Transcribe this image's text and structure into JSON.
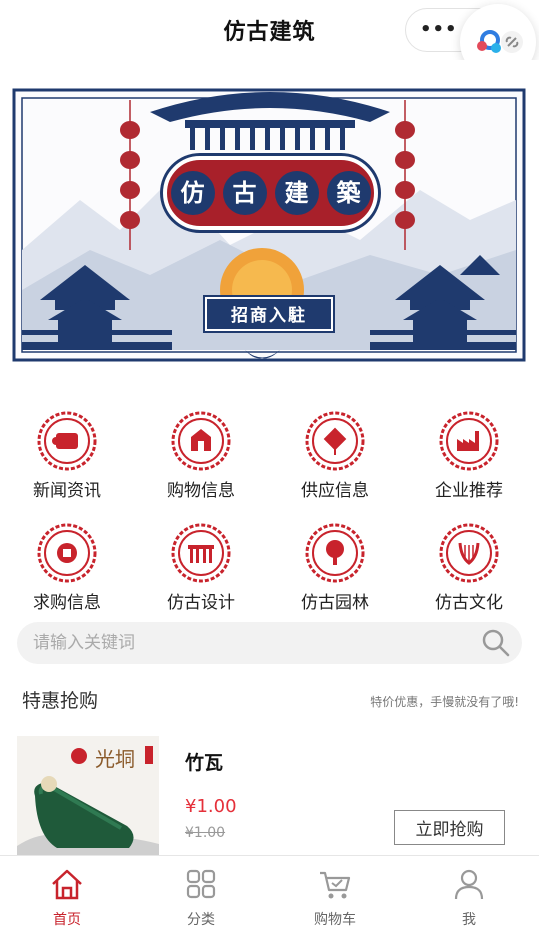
{
  "header": {
    "title": "仿古建筑"
  },
  "banner": {
    "title_chars": [
      "仿",
      "古",
      "建",
      "築"
    ],
    "subtitle": "招商入駐"
  },
  "categories": [
    {
      "label": "新闻资讯",
      "icon": "scroll-icon"
    },
    {
      "label": "购物信息",
      "icon": "shopping-bag-icon"
    },
    {
      "label": "供应信息",
      "icon": "chinese-knot-icon"
    },
    {
      "label": "企业推荐",
      "icon": "factory-icon"
    },
    {
      "label": "求购信息",
      "icon": "coin-icon"
    },
    {
      "label": "仿古设计",
      "icon": "gate-icon"
    },
    {
      "label": "仿古园林",
      "icon": "tree-icon"
    },
    {
      "label": "仿古文化",
      "icon": "lyre-icon"
    }
  ],
  "search": {
    "placeholder": "请输入关键词"
  },
  "deals": {
    "title": "特惠抢购",
    "tip": "特价优惠，手慢就没有了哦!",
    "product": {
      "name": "竹瓦",
      "price": "¥1.00",
      "original_price": "¥1.00",
      "buy_label": "立即抢购",
      "image_text": "光垌"
    }
  },
  "tabbar": [
    {
      "label": "首页",
      "icon": "home-icon",
      "active": true
    },
    {
      "label": "分类",
      "icon": "grid-icon",
      "active": false
    },
    {
      "label": "购物车",
      "icon": "cart-icon",
      "active": false
    },
    {
      "label": "我",
      "icon": "user-icon",
      "active": false
    }
  ],
  "colors": {
    "accent": "#c8232c",
    "navy": "#1f3a6e",
    "price": "#e5303a"
  }
}
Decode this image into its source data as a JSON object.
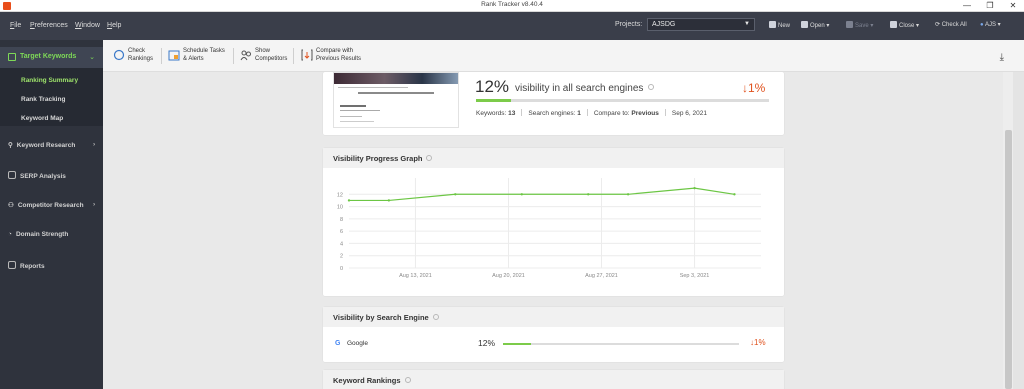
{
  "window": {
    "title": "Rank Tracker v8.40.4",
    "controls": {
      "minimize": "—",
      "restore": "❐",
      "close": "✕"
    }
  },
  "menu": {
    "items": [
      {
        "label": "File",
        "ul": "F",
        "rest": "ile"
      },
      {
        "label": "Preferences",
        "ul": "P",
        "rest": "references"
      },
      {
        "label": "Window",
        "ul": "W",
        "rest": "indow"
      },
      {
        "label": "Help",
        "ul": "H",
        "rest": "elp"
      }
    ],
    "projects_label": "Projects:",
    "project_value": "AJSDG",
    "buttons": {
      "new": "New",
      "open": "Open",
      "save": "Save",
      "close": "Close",
      "check_all": "Check All",
      "user": "AJS"
    }
  },
  "sidebar": {
    "header": "Target Keywords",
    "sub_items": [
      "Ranking Summary",
      "Rank Tracking",
      "Keyword Map"
    ],
    "items": [
      {
        "label": "Keyword Research",
        "icon": "search-icon",
        "has_arrow": true
      },
      {
        "label": "SERP Analysis",
        "icon": "chart-icon",
        "has_arrow": false
      },
      {
        "label": "Competitor Research",
        "icon": "person-icon",
        "has_arrow": true
      },
      {
        "label": "Domain Strength",
        "icon": "gauge-icon",
        "has_arrow": false
      },
      {
        "label": "Reports",
        "icon": "report-icon",
        "has_arrow": false
      }
    ]
  },
  "toolbar": {
    "check_rankings": [
      "Check",
      "Rankings"
    ],
    "schedule": [
      "Schedule Tasks",
      "& Alerts"
    ],
    "show_competitors": [
      "Show",
      "Competitors"
    ],
    "compare": [
      "Compare with",
      "Previous Results"
    ]
  },
  "summary": {
    "percent": "12%",
    "description": "visibility in all search engines",
    "change": "↓1%",
    "bar_fraction": 0.12,
    "keywords_label": "Keywords:",
    "keywords_value": "13",
    "engines_label": "Search engines:",
    "engines_value": "1",
    "compare_label": "Compare to:",
    "compare_value": "Previous",
    "date": "Sep 6, 2021"
  },
  "graph_card": {
    "title": "Visibility Progress Graph"
  },
  "chart_data": {
    "type": "line",
    "x": [
      "Aug 8, 2021",
      "Aug 11, 2021",
      "Aug 16, 2021",
      "Aug 21, 2021",
      "Aug 26, 2021",
      "Aug 29, 2021",
      "Sep 3, 2021",
      "Sep 6, 2021"
    ],
    "x_day_offsets": [
      0,
      3,
      8,
      13,
      18,
      21,
      26,
      29
    ],
    "values": [
      11,
      11,
      12,
      12,
      12,
      12,
      13,
      12
    ],
    "x_ticks": [
      "Aug 13, 2021",
      "Aug 20, 2021",
      "Aug 27, 2021",
      "Sep 3, 2021"
    ],
    "x_tick_offsets": [
      5,
      12,
      19,
      26
    ],
    "y_ticks": [
      "0",
      "2",
      "4",
      "6",
      "8",
      "10",
      "12"
    ],
    "ylim": [
      0,
      14
    ],
    "xlim_days": [
      0,
      31
    ],
    "grid": true,
    "color": "#6cc644"
  },
  "engine_card": {
    "title": "Visibility by Search Engine",
    "logo": "G",
    "engine": "Google",
    "percent": "12%",
    "bar_fraction": 0.12,
    "change": "↓1%"
  },
  "rankings_card": {
    "title": "Keyword Rankings"
  }
}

==================================================

[Problem to work on]:
Using the material above, count the lines containing the word "into". Reply with the number alone.

[Solved exercise]:
2